Gather up all lines that carry the word "Antrag".
-------
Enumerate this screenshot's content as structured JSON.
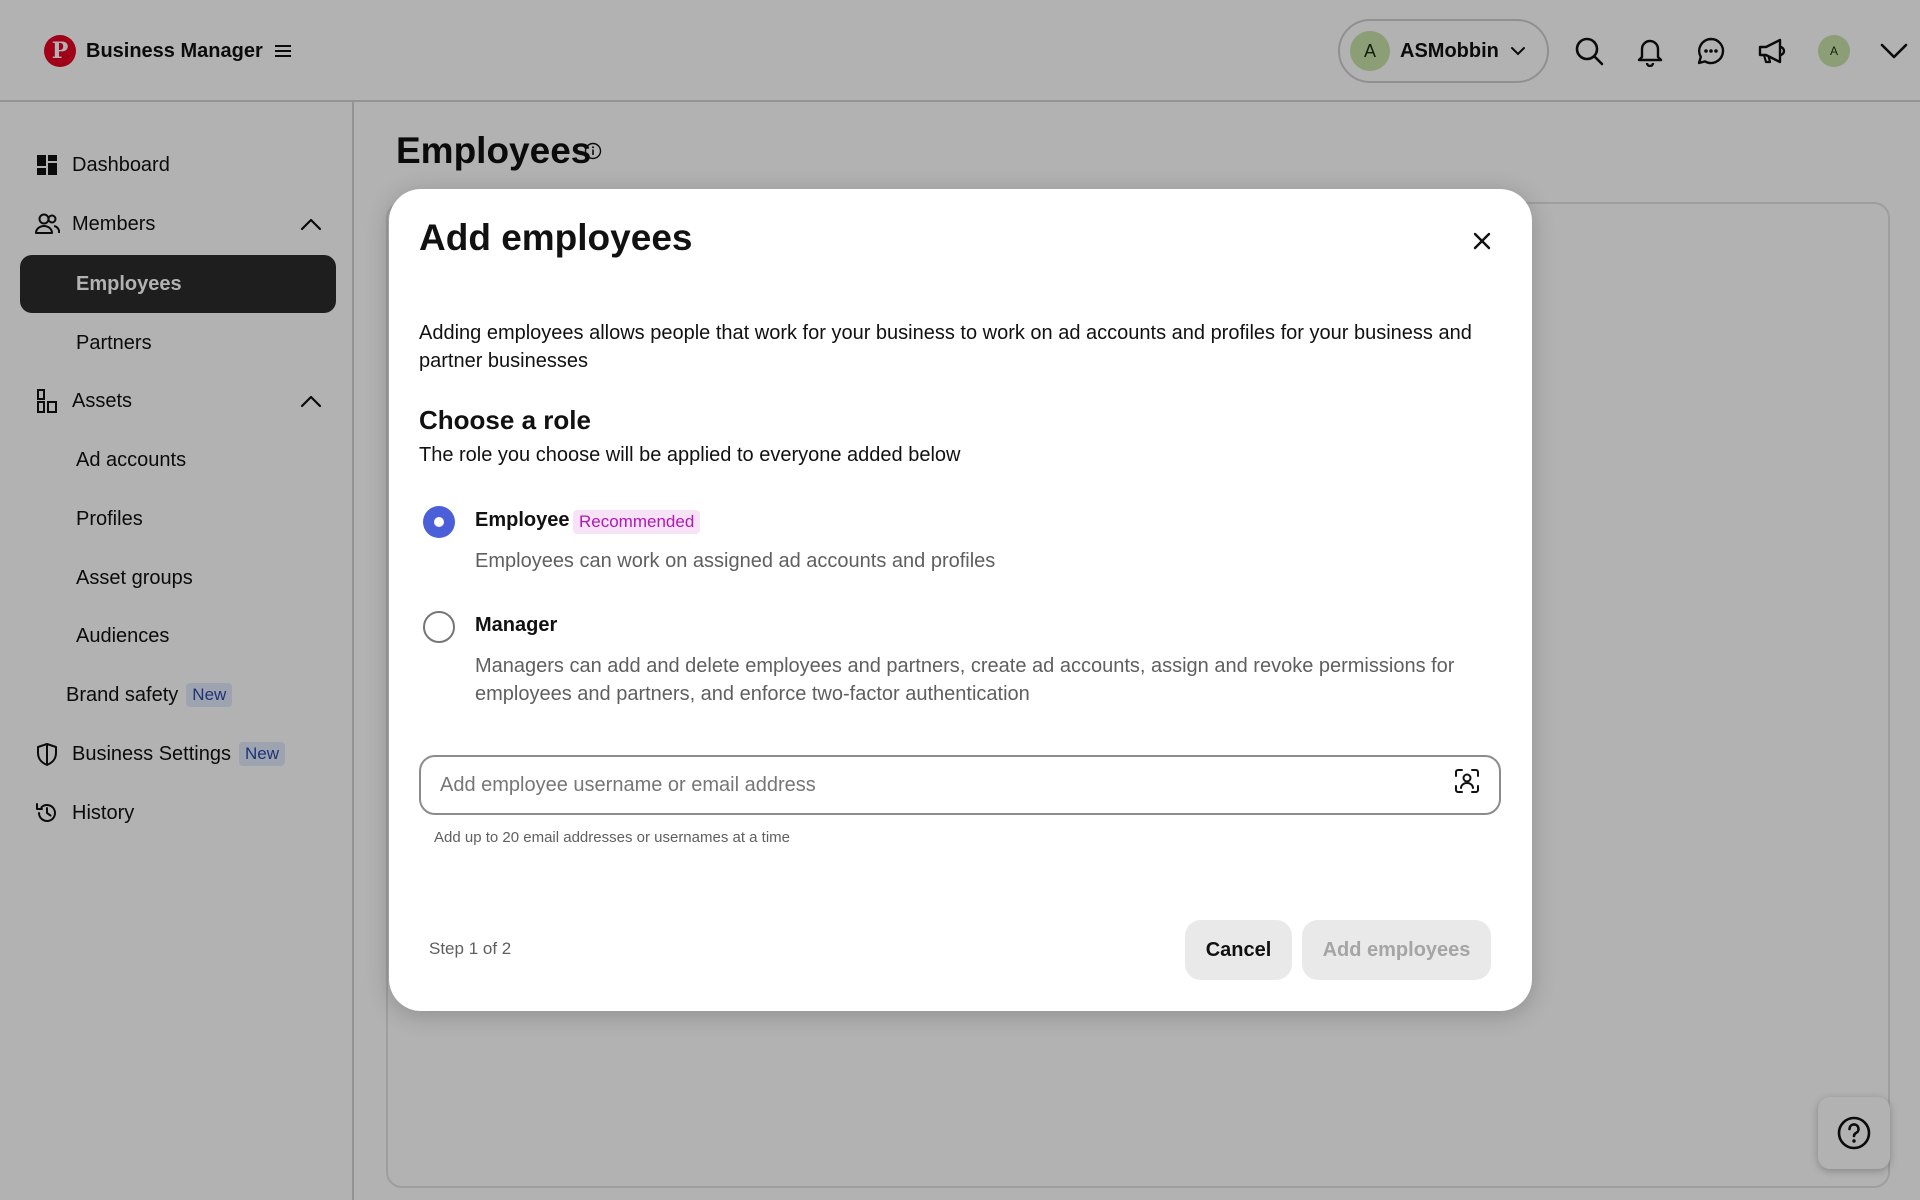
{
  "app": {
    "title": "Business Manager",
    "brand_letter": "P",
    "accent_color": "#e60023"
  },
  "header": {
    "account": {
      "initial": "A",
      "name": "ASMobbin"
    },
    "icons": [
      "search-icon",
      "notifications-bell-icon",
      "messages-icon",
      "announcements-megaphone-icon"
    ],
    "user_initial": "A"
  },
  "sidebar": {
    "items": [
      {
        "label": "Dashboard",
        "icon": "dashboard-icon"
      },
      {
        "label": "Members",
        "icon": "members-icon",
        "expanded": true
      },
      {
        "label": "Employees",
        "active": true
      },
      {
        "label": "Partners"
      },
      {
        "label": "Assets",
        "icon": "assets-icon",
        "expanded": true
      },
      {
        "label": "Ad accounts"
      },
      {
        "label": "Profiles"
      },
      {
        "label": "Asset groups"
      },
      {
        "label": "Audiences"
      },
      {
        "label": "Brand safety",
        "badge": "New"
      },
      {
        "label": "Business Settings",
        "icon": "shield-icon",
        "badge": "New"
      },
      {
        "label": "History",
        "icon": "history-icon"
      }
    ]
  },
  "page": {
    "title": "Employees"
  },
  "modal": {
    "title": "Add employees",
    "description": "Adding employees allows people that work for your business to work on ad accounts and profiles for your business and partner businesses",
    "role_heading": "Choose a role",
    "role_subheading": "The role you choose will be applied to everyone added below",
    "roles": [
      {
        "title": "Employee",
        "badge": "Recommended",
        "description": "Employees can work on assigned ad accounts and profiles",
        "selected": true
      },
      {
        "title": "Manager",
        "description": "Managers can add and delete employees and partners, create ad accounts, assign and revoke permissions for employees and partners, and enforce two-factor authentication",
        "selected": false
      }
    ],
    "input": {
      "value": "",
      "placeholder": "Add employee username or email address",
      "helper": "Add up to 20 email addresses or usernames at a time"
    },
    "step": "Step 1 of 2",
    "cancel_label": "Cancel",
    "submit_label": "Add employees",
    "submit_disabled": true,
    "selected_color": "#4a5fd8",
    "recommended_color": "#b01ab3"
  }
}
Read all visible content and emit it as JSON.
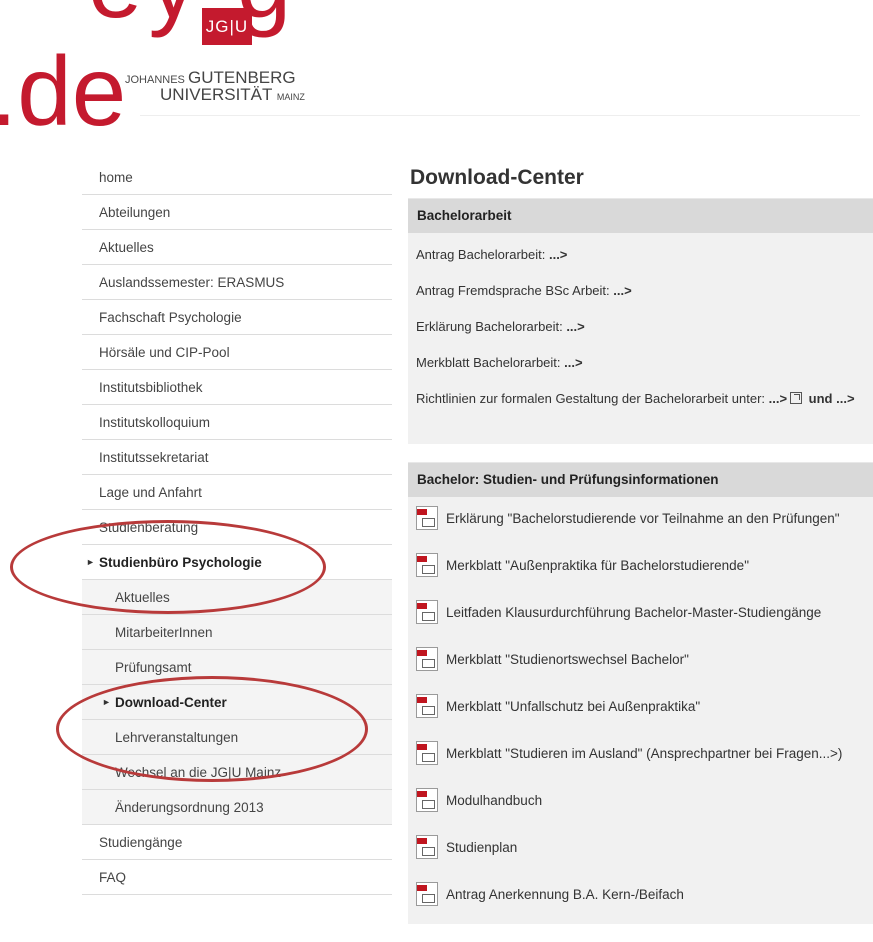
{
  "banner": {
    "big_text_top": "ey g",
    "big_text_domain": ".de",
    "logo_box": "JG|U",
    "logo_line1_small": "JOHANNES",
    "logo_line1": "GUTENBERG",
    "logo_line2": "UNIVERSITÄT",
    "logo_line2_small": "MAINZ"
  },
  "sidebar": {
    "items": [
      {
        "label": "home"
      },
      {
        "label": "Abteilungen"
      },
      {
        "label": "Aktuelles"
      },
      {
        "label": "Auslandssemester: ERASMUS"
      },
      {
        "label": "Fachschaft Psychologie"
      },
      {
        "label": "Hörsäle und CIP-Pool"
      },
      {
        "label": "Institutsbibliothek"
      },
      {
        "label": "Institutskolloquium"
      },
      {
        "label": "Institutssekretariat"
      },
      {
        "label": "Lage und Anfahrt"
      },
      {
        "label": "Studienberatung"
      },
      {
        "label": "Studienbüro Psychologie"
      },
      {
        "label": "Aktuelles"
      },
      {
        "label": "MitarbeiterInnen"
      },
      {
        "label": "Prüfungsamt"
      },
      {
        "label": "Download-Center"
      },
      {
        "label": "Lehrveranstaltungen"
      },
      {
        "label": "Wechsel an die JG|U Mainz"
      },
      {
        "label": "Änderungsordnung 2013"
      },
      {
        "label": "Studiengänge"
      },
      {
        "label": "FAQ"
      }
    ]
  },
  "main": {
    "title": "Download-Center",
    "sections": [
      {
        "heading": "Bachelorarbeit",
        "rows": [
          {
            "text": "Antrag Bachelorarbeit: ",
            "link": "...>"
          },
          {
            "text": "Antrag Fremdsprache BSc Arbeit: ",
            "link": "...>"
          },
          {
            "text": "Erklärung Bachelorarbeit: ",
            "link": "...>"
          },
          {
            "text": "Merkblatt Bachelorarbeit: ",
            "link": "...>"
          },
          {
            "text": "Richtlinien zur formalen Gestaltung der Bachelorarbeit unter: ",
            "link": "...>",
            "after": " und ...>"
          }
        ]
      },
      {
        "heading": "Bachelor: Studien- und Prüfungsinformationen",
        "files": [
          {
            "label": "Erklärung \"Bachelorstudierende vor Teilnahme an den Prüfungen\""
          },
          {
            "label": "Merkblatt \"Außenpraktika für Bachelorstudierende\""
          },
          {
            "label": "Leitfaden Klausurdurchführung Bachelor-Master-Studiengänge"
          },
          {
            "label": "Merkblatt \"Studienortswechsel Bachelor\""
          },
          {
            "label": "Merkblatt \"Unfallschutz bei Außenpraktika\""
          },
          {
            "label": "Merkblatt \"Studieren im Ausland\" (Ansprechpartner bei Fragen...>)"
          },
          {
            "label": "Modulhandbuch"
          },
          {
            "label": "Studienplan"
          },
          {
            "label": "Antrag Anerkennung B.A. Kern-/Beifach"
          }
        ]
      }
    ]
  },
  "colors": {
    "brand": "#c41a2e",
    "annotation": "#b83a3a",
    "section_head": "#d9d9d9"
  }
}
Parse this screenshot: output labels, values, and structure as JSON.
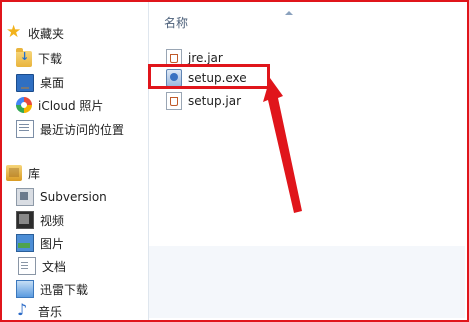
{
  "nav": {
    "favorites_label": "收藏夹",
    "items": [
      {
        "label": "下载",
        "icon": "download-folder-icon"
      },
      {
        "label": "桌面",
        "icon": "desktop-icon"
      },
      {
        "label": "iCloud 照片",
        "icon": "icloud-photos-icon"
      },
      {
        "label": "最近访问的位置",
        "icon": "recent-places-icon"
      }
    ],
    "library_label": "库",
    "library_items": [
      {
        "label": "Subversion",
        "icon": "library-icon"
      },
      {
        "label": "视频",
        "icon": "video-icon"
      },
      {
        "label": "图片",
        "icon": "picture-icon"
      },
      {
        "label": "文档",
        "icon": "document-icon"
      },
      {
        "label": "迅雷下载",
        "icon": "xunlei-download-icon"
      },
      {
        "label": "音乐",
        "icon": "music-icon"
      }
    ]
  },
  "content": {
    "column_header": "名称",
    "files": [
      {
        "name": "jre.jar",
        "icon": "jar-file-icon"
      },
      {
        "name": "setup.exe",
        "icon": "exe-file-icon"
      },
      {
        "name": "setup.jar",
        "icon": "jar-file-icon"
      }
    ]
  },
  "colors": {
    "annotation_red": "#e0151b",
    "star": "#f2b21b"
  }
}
-------
#### [Response to this exercise]
            "text": "Antrag Bachelorarbeit: ",
            "text": "Antrag Fremdsprache BSc Arbeit: ",
            "label": "Antrag Anerkennung B.A. Kern-/Beifach"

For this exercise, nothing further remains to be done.